- **DIRECTION**
Pictures in the data below are not part of the copy; transcribe everything else exactly.

Items from a dataset
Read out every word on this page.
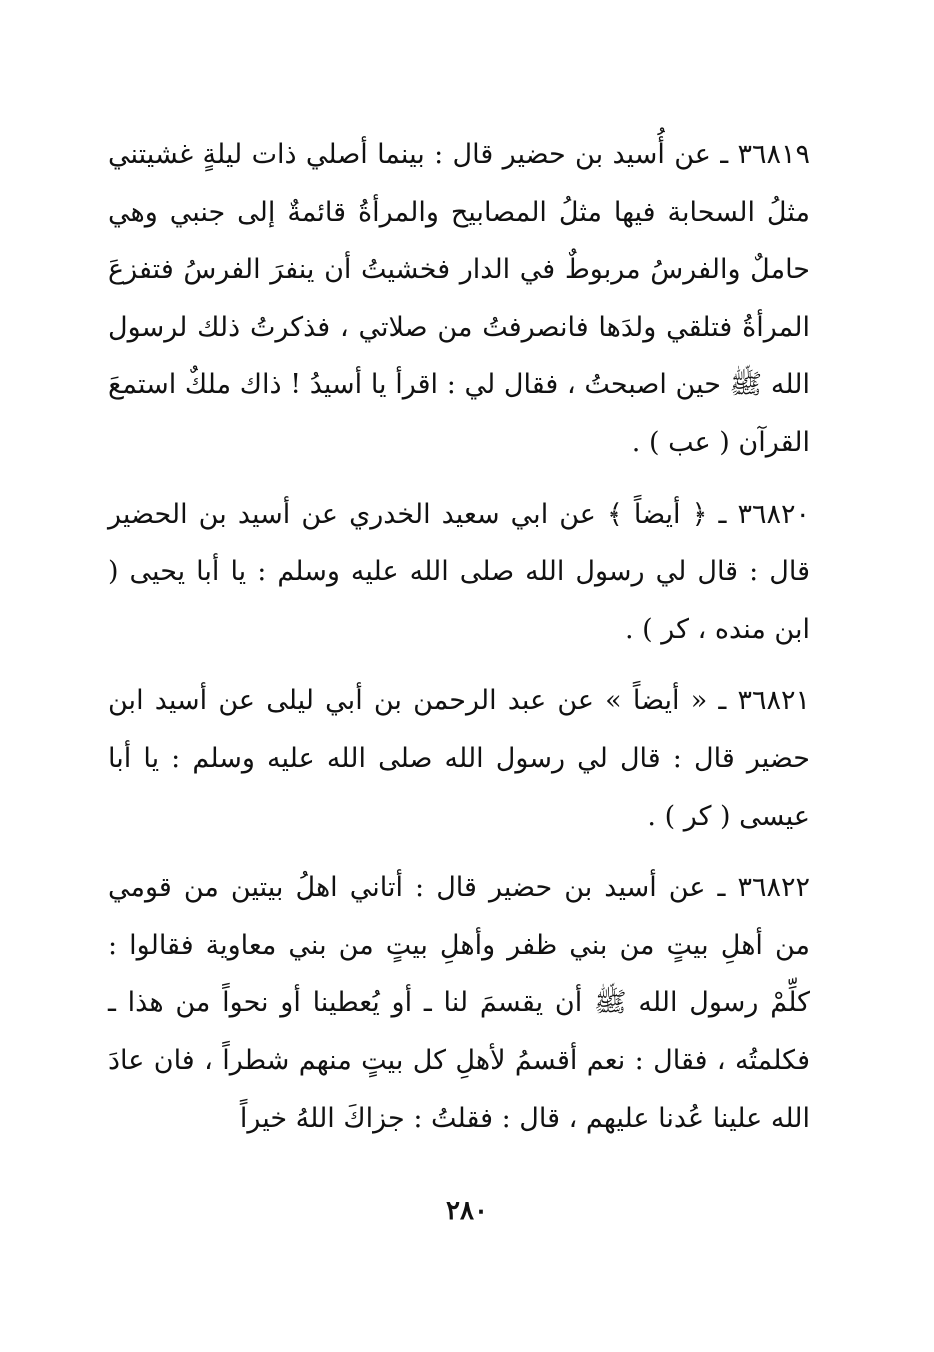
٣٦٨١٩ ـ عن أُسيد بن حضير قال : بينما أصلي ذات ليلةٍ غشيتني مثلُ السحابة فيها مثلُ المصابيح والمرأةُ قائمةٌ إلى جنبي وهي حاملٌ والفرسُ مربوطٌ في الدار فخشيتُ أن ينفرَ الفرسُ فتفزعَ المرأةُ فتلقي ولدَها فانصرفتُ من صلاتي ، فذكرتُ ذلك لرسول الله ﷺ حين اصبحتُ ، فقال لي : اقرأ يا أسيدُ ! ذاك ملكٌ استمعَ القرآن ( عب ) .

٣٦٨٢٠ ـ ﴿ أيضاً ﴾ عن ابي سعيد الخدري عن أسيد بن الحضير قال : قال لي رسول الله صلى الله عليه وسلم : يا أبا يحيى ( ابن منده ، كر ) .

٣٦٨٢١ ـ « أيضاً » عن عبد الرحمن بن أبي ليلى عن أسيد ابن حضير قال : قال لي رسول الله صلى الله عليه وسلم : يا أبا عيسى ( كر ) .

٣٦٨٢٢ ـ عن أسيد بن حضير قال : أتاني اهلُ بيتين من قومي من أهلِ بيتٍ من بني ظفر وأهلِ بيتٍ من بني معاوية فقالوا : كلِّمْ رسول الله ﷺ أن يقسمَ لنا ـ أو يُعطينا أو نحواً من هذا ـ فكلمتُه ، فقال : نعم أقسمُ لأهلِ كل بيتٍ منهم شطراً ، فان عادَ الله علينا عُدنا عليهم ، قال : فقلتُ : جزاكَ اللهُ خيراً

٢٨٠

- **ANSWER TO THE TASK**
Read out every word on this page.
٣٦٨١٩ ـ عن أُسيد بن حضير قال : بينما أصلي ذات ليلةٍ غشيتني مثلُ السحابة فيها مثلُ المصابيح والمرأةُ قائمةٌ إلى جنبي وهي حاملٌ والفرسُ مربوطٌ في الدار فخشيتُ أن ينفرَ الفرسُ فتفزعَ المرأةُ فتلقي ولدَها فانصرفتُ من صلاتي ، فذكرتُ ذلك لرسول الله ﷺ حين اصبحتُ ، فقال لي : اقرأ يا أسيدُ ! ذاك ملكٌ استمعَ القرآن ( عب ) .

٣٦٨٢٠ ـ ﴿ أيضاً ﴾ عن ابي سعيد الخدري عن أسيد بن الحضير قال : قال لي رسول الله صلى الله عليه وسلم : يا أبا يحيى ( ابن منده ، كر ) .

٣٦٨٢١ ـ « أيضاً » عن عبد الرحمن بن أبي ليلى عن أسيد ابن حضير قال : قال لي رسول الله صلى الله عليه وسلم : يا أبا عيسى ( كر ) .

٣٦٨٢٢ ـ عن أسيد بن حضير قال : أتاني اهلُ بيتين من قومي من أهلِ بيتٍ من بني ظفر وأهلِ بيتٍ من بني معاوية فقالوا : كلِّمْ رسول الله ﷺ أن يقسمَ لنا ـ أو يُعطينا أو نحواً من هذا ـ فكلمتُه ، فقال : نعم أقسمُ لأهلِ كل بيتٍ منهم شطراً ، فان عادَ الله علينا عُدنا عليهم ، قال : فقلتُ : جزاكَ اللهُ خيراً

٢٨٠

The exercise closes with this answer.